## Exercise
Identify the lines containing the word "JSON". Copy each one.

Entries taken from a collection
::::

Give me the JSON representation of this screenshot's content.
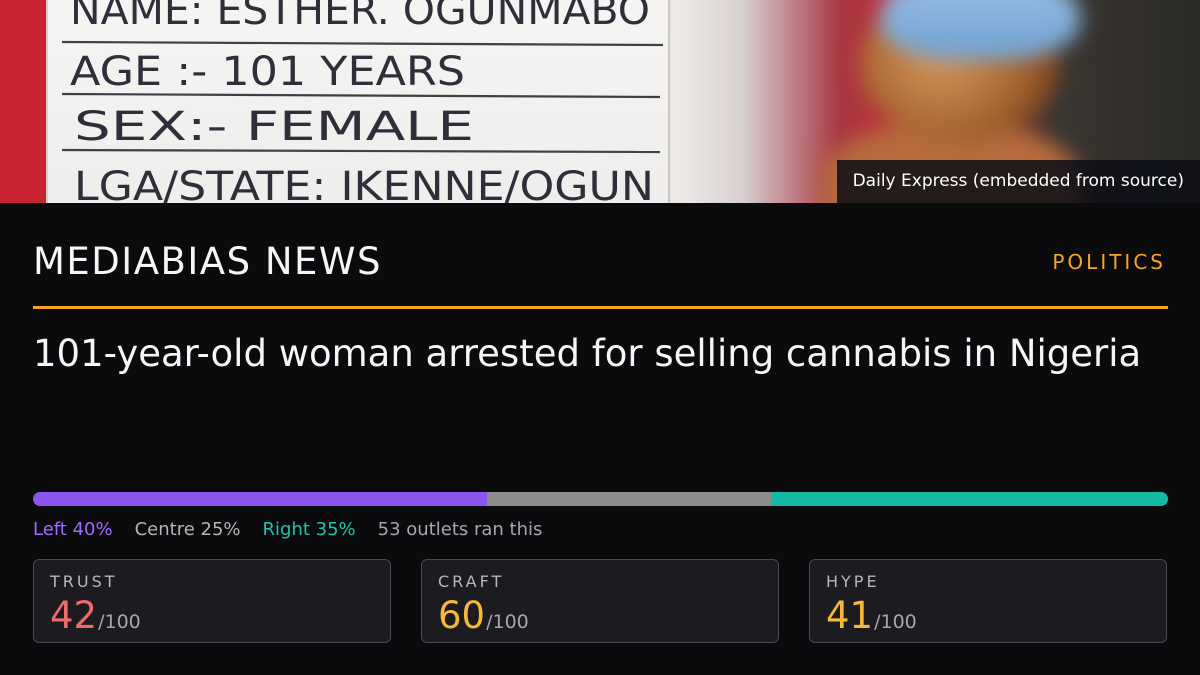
{
  "hero": {
    "board_lines": [
      "NAME: ESTHER. OGUNMABO",
      "AGE :- 101 YEARS",
      "SEX:- FEMALE",
      "LGA/STATE: IKENNE/OGUN"
    ],
    "caption": "Daily Express (embedded from source)"
  },
  "header": {
    "brand": "MEDIABIAS NEWS",
    "category": "POLITICS",
    "accent_color": "#f5a623"
  },
  "article": {
    "headline": "101-year-old woman arrested for selling cannabis in Nigeria"
  },
  "coverage": {
    "segments": [
      {
        "name": "Left",
        "percent": 40,
        "color": "#8b55f0"
      },
      {
        "name": "Centre",
        "percent": 25,
        "color": "#8e8c8a"
      },
      {
        "name": "Right",
        "percent": 35,
        "color": "#15b8a2"
      }
    ],
    "left_label": "Left 40%",
    "centre_label": "Centre 25%",
    "right_label": "Right 35%",
    "outlets_label": "53 outlets ran this"
  },
  "scores": [
    {
      "label": "TRUST",
      "value": "42",
      "max": "/100",
      "color": "#ef6b6b"
    },
    {
      "label": "CRAFT",
      "value": "60",
      "max": "/100",
      "color": "#f5b934"
    },
    {
      "label": "HYPE",
      "value": "41",
      "max": "/100",
      "color": "#f5b934"
    }
  ]
}
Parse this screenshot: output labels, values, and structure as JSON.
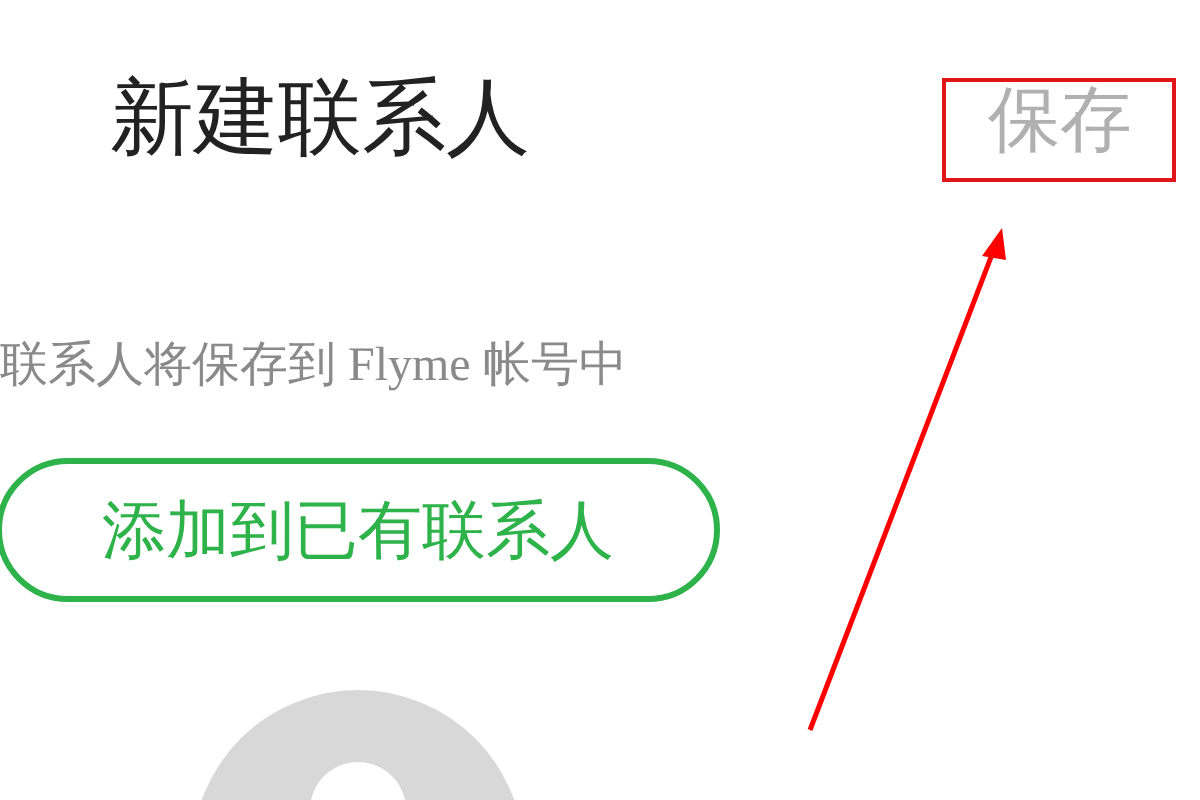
{
  "header": {
    "title": "新建联系人",
    "save_button": "保存"
  },
  "notice": "联系人将保存到 Flyme 帐号中",
  "add_existing_button": "添加到已有联系人"
}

::::

## Solved problem
Give me the JSON representation of this screenshot's content.
Parse this screenshot: output labels, values, and structure as JSON.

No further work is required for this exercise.